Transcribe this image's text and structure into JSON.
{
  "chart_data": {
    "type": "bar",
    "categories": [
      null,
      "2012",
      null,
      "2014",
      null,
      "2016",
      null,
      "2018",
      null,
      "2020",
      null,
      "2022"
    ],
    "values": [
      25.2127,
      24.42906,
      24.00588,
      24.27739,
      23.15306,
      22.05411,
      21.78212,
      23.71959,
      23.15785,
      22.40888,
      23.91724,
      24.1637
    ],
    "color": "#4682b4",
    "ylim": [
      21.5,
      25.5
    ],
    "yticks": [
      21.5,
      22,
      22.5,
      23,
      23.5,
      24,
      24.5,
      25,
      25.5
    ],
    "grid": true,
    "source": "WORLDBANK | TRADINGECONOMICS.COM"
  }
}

____________

AIM OF THE EXERCISE: Recopy the whole listing exactly.

WRITTEN SOLUTION:
Transcribe this image's text and structure into JSON.
{
  "chart_data": {
    "type": "bar",
    "categories": [
      null,
      "2012",
      null,
      "2014",
      null,
      "2016",
      null,
      "2018",
      null,
      "2020",
      null,
      "2022"
    ],
    "values": [
      25.2127,
      24.42906,
      24.00588,
      24.27739,
      23.15306,
      22.05411,
      21.78212,
      23.71959,
      23.15785,
      22.40888,
      23.91724,
      24.1637
    ],
    "color": "#4682b4",
    "ylim": [
      21.5,
      25.5
    ],
    "yticks": [
      21.5,
      22,
      22.5,
      23,
      23.5,
      24,
      24.5,
      25,
      25.5
    ],
    "grid": true,
    "source": "WORLDBANK | TRADINGECONOMICS.COM"
  }
}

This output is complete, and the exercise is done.